## START DATA LISTING

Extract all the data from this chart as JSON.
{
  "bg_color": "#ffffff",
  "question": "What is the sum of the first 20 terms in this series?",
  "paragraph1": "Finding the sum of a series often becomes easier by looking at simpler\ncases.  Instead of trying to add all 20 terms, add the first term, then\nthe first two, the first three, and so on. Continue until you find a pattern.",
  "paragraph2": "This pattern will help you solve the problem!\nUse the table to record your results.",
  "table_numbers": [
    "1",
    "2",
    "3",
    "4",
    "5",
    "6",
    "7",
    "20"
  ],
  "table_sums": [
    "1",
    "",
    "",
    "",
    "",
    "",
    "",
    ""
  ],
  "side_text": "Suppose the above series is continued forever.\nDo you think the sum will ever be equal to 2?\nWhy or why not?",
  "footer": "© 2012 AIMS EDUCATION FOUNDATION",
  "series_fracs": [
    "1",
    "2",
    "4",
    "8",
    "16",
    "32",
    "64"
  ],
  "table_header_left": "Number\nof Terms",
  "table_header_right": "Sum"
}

## END DATA LISTING
## START DATA LISTING

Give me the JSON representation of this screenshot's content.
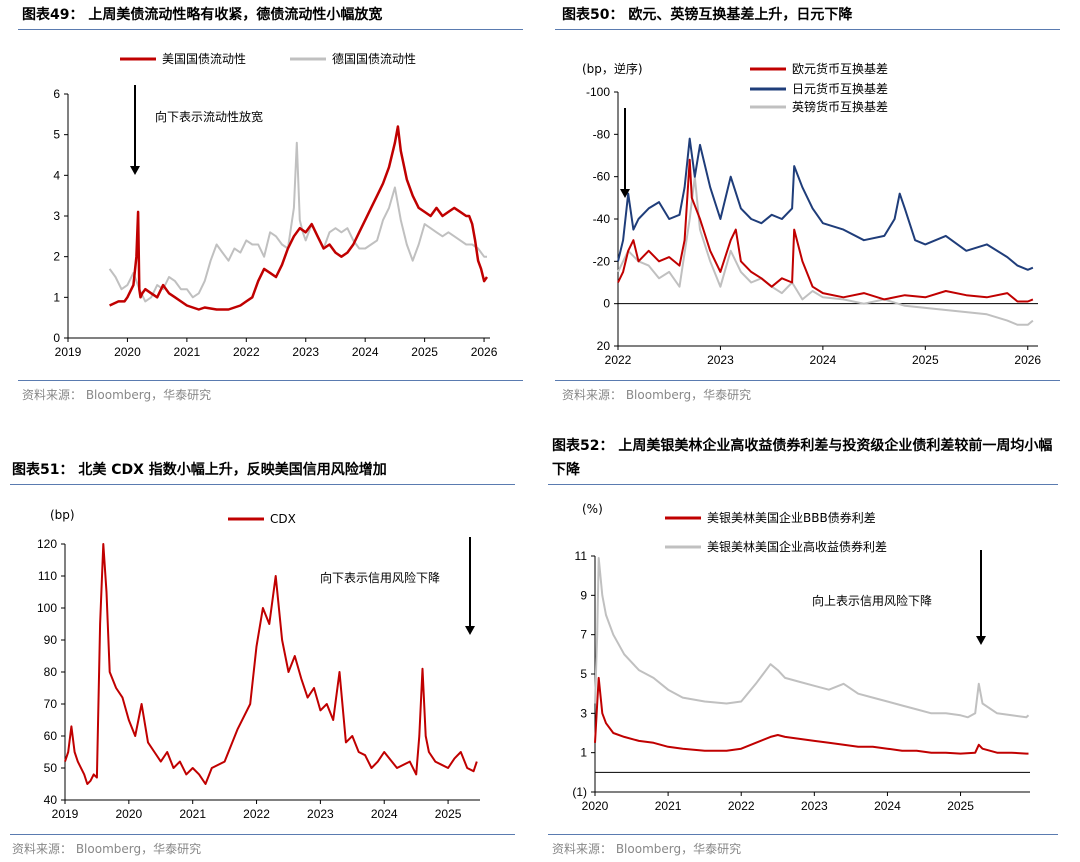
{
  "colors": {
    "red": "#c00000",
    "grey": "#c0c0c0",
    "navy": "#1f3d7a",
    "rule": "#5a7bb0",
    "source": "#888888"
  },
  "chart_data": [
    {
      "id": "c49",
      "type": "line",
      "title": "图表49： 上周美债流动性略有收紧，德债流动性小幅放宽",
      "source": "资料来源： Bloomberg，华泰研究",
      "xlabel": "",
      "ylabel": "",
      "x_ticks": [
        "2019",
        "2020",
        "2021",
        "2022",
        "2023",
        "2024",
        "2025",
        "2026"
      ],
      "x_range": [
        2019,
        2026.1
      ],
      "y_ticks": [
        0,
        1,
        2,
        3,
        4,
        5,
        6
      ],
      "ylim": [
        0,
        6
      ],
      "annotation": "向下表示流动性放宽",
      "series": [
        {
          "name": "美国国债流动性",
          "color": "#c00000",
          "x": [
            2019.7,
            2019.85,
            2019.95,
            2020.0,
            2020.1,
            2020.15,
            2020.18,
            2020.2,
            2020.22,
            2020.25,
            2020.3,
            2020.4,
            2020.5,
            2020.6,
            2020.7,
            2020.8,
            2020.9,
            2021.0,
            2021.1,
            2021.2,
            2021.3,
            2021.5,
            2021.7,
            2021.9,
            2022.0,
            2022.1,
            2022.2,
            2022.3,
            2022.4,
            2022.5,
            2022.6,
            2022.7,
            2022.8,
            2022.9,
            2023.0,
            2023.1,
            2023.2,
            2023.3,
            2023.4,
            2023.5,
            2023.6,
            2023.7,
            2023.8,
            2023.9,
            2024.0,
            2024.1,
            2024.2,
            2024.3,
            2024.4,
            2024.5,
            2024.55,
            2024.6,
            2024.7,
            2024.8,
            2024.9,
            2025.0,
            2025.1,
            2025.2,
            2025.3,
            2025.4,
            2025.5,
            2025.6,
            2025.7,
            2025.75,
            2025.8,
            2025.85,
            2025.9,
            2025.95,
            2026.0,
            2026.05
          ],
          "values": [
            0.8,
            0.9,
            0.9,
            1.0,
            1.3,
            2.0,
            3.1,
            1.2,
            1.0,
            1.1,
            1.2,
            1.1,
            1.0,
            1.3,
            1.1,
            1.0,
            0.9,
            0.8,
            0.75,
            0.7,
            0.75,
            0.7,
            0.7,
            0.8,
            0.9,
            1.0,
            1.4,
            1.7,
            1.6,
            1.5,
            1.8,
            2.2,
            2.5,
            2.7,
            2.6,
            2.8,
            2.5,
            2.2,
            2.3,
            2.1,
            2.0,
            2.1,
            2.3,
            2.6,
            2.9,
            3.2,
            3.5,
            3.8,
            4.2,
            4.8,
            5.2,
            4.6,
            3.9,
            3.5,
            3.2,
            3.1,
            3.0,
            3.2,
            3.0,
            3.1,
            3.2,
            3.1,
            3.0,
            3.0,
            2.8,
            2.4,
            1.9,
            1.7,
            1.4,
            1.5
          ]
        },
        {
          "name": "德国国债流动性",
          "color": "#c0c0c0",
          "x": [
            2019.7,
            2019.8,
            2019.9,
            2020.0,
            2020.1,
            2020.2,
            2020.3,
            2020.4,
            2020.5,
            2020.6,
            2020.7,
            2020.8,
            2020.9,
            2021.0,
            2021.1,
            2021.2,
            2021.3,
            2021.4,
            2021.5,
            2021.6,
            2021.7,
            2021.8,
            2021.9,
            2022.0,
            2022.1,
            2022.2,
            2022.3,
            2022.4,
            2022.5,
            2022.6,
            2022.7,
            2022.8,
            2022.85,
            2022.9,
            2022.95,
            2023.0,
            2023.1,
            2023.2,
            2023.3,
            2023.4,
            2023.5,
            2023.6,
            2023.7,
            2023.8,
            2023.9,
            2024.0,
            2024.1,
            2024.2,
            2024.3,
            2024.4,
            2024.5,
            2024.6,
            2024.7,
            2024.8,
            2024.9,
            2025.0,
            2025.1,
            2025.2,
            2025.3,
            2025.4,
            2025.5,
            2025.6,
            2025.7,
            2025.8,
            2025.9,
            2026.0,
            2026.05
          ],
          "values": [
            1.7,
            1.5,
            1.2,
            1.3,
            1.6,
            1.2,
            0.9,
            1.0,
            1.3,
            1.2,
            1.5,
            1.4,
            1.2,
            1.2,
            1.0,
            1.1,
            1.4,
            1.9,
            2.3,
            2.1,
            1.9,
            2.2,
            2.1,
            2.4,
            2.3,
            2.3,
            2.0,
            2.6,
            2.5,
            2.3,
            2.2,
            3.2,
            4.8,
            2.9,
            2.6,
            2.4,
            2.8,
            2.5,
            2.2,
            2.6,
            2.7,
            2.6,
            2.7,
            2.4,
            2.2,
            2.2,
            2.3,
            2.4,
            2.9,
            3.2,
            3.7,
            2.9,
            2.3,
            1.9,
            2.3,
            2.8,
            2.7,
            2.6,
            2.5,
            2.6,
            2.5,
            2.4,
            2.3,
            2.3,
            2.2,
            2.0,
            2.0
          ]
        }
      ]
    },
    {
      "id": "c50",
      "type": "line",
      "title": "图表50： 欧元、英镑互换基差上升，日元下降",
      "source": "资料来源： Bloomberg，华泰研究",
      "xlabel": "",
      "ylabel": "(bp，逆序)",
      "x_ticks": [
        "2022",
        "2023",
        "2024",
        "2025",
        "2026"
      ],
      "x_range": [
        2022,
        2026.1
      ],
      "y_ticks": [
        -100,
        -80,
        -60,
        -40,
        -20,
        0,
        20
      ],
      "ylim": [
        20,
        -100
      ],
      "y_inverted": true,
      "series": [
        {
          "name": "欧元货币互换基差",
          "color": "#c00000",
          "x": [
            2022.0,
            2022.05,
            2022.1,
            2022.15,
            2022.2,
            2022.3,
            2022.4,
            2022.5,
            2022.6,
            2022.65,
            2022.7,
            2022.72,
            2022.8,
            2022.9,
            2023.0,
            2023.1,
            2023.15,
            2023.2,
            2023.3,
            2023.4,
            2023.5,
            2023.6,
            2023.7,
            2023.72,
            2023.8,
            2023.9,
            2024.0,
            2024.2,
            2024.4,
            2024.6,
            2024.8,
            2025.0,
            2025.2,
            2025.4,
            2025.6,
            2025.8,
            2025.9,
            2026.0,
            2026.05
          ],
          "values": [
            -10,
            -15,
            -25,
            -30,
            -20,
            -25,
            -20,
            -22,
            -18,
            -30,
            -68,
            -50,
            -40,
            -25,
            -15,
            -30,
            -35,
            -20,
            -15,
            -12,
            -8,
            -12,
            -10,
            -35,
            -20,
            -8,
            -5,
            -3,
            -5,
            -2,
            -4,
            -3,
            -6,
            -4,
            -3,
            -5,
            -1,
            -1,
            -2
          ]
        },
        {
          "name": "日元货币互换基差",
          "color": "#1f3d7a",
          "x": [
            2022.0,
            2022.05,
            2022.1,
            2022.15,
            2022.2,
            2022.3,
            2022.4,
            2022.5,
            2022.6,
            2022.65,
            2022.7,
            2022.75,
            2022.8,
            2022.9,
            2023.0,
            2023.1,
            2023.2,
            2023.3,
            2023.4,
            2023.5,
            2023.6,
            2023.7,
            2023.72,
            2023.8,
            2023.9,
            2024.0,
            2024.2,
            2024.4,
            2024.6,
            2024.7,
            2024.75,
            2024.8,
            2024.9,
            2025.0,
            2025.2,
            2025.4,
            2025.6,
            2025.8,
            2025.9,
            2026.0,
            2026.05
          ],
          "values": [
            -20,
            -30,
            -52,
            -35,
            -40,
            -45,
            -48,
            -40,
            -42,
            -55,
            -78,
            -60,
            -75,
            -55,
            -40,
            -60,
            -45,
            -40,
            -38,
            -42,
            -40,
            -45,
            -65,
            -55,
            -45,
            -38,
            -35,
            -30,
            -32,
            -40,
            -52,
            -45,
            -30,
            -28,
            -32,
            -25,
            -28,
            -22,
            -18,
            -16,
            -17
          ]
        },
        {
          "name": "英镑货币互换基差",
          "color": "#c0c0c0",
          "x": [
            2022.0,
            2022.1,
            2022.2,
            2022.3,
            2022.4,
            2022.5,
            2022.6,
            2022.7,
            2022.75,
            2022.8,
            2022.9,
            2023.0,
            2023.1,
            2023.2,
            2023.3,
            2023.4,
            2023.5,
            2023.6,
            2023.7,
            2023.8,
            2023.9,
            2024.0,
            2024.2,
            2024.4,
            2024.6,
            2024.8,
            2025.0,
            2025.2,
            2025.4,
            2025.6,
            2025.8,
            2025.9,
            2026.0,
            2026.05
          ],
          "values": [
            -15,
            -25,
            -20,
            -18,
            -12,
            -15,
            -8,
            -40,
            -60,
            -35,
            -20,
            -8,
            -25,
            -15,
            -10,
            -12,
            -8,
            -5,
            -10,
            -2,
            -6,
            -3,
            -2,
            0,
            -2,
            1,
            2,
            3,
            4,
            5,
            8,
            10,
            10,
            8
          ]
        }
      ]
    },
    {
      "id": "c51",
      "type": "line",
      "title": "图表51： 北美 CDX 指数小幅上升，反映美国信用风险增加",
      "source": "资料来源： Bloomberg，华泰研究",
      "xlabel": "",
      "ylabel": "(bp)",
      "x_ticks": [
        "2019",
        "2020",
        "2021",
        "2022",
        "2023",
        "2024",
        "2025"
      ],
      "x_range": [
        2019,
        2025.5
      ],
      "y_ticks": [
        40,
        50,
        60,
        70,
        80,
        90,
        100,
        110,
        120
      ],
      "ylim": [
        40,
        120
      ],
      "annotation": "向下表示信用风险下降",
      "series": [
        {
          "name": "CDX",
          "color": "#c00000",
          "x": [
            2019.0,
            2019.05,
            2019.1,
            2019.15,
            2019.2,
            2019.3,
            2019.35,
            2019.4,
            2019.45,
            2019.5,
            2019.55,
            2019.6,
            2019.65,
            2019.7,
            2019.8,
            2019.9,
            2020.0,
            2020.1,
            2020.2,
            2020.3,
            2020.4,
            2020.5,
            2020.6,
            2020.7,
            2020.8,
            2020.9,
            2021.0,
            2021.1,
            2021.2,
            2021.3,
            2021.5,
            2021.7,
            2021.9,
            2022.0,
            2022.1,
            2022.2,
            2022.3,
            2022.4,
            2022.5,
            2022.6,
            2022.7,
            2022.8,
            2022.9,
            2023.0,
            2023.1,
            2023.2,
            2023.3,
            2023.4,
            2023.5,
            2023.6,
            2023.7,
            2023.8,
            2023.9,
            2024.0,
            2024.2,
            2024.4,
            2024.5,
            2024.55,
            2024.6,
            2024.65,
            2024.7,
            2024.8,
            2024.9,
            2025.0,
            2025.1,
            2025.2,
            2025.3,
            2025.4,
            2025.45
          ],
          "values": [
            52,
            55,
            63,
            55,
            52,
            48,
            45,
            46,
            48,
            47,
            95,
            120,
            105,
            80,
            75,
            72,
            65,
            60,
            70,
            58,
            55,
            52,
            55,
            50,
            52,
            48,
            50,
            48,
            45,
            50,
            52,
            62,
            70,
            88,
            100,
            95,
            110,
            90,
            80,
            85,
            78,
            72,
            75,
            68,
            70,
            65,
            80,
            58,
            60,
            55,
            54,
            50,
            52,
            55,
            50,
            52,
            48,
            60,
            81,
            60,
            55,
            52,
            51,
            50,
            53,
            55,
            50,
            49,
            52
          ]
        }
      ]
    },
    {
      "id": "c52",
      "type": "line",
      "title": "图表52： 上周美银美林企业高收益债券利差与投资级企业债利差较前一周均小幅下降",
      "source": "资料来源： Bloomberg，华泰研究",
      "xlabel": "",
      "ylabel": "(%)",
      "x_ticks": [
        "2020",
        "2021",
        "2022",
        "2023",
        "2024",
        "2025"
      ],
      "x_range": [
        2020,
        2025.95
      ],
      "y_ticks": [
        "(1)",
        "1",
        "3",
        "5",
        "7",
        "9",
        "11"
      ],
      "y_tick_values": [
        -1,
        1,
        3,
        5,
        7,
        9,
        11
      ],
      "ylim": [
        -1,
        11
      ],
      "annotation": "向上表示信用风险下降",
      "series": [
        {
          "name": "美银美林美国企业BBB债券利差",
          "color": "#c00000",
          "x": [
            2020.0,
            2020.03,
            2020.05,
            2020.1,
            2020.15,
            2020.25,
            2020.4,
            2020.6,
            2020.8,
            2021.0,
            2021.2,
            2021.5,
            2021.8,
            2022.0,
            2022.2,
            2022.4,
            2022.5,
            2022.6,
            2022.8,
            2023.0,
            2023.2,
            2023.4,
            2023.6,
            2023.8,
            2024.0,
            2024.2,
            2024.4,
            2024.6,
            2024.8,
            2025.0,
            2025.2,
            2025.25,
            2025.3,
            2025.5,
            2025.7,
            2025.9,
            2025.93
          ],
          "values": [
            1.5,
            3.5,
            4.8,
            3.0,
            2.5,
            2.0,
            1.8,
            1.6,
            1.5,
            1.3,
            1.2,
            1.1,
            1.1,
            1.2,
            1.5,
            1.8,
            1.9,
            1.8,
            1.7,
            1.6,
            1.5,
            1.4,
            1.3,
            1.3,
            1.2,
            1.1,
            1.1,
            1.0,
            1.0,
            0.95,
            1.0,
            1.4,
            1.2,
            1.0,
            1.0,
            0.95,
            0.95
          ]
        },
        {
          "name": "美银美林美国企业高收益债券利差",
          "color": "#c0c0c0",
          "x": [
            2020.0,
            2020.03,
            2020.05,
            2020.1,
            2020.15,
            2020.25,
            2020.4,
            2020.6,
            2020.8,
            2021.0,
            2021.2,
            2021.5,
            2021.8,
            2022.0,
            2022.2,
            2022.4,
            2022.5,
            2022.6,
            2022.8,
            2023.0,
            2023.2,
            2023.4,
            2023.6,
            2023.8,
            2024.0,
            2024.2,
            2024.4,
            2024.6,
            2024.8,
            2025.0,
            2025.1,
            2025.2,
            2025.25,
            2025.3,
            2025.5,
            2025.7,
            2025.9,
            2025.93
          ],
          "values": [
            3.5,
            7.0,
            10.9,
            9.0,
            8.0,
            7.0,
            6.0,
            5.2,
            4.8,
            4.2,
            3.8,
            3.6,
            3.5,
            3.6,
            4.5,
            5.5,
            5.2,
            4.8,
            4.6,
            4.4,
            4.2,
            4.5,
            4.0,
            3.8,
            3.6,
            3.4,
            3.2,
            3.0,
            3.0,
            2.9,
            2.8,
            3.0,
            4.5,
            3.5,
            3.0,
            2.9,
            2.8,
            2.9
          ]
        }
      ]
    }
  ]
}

## END DATA LISTING

*AIM*.
Return, from the data, each line that has the word "JSON" in it.

*SOLUTION*.
Extract all the data from this chart as JSON.
Give me the JSON representation of this screenshot's content.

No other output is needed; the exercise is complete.